Short exercise –
Give the number of lines in the data that hold the string "title". Nothing else is needed.

● ● ● ●

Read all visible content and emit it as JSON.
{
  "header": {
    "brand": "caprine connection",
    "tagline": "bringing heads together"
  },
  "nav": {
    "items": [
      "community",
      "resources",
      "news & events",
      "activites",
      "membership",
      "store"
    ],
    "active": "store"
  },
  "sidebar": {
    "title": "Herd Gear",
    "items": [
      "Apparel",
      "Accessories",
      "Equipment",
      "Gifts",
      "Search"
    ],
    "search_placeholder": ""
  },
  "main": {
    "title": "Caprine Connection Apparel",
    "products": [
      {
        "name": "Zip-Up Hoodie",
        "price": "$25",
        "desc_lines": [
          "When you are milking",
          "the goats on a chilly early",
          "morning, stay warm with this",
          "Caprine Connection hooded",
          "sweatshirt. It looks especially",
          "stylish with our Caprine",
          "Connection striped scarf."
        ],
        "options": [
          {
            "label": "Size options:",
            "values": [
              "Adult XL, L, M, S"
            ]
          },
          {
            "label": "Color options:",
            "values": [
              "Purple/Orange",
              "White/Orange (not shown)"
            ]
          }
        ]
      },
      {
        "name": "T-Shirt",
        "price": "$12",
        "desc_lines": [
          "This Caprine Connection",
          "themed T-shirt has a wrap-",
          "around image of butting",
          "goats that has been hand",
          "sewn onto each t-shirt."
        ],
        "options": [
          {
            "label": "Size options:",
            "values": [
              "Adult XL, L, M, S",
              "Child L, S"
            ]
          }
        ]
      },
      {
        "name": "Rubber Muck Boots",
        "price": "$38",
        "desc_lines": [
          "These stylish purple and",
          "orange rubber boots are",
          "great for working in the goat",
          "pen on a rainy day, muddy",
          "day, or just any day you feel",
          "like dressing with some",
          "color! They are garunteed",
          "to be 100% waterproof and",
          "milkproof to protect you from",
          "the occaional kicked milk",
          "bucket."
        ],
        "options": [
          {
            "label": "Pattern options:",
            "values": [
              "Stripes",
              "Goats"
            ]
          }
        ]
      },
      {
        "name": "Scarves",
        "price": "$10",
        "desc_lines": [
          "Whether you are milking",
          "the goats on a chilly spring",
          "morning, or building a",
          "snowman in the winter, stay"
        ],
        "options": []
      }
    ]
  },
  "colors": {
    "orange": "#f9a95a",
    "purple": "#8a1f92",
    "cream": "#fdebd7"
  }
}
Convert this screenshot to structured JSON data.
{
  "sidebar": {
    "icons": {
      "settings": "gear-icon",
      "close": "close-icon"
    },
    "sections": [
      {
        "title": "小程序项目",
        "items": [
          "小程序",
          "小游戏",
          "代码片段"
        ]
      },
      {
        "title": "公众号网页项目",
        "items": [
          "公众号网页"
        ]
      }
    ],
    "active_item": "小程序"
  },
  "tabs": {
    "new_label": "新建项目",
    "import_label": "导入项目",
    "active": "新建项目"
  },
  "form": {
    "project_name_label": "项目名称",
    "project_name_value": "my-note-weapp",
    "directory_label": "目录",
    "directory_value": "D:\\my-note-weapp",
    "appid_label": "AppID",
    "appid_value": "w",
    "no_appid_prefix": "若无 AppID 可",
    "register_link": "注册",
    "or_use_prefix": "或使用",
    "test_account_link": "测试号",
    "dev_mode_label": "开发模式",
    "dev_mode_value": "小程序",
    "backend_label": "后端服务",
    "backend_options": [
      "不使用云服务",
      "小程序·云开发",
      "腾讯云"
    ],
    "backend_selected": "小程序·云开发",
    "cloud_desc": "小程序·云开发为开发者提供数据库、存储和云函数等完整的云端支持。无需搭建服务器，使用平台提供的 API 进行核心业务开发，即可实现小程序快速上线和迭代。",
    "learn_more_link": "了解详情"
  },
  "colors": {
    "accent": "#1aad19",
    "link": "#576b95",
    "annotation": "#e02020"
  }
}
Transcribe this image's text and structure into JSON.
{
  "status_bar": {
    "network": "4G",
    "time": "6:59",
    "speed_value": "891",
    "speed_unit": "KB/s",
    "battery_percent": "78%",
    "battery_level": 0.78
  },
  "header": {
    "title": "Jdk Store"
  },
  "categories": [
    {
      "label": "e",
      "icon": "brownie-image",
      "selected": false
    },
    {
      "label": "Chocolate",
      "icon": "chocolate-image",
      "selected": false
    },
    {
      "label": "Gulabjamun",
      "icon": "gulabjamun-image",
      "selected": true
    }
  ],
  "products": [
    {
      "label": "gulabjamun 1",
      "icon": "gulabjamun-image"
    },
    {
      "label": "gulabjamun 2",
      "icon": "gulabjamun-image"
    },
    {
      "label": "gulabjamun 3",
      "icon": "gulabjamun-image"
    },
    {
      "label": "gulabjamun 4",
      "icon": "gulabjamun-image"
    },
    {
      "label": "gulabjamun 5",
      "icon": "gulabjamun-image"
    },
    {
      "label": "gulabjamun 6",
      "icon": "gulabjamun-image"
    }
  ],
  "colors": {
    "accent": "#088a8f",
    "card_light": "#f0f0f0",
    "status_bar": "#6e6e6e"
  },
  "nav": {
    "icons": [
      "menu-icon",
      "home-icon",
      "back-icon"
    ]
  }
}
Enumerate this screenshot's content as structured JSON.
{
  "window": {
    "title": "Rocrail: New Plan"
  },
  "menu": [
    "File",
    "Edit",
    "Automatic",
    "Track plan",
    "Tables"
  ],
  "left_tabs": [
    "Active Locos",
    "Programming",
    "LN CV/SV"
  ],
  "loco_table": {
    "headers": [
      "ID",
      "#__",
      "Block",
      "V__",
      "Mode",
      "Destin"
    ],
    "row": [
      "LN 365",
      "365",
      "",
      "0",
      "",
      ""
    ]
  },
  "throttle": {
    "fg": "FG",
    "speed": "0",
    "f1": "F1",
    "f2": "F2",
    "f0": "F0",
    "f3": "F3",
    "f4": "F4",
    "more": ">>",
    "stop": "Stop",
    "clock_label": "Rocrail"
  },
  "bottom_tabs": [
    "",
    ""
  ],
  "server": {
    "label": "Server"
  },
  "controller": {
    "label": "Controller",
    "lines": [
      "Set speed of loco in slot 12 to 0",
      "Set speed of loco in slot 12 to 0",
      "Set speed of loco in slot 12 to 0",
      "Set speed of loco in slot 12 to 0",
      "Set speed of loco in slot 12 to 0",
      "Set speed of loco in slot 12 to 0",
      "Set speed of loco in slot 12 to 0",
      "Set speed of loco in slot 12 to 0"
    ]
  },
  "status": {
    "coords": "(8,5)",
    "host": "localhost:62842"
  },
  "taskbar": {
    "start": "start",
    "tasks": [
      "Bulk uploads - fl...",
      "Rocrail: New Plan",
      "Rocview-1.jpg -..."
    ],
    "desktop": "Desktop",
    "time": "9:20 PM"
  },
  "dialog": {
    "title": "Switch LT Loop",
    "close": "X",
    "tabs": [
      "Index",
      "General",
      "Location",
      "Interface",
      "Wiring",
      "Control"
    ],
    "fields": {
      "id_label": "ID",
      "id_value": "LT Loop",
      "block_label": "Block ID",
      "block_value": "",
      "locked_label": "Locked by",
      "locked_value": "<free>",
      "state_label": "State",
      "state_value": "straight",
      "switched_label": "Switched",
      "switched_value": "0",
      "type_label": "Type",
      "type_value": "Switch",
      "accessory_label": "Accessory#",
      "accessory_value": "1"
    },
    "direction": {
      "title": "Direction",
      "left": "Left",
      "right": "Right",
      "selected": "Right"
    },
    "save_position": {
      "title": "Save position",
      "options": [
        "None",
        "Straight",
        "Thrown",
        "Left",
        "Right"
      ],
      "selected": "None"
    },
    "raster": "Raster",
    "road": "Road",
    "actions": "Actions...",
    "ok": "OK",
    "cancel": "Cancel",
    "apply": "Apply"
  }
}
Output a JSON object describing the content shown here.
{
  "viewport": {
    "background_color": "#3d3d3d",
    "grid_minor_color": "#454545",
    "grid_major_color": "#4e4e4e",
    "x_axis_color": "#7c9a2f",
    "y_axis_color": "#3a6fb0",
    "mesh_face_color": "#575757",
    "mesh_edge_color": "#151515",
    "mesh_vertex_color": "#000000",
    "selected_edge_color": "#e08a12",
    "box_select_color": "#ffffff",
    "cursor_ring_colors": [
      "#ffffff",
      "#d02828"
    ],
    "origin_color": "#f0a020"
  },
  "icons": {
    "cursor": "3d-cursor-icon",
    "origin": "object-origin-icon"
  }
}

● ● ● ●

Written response –
9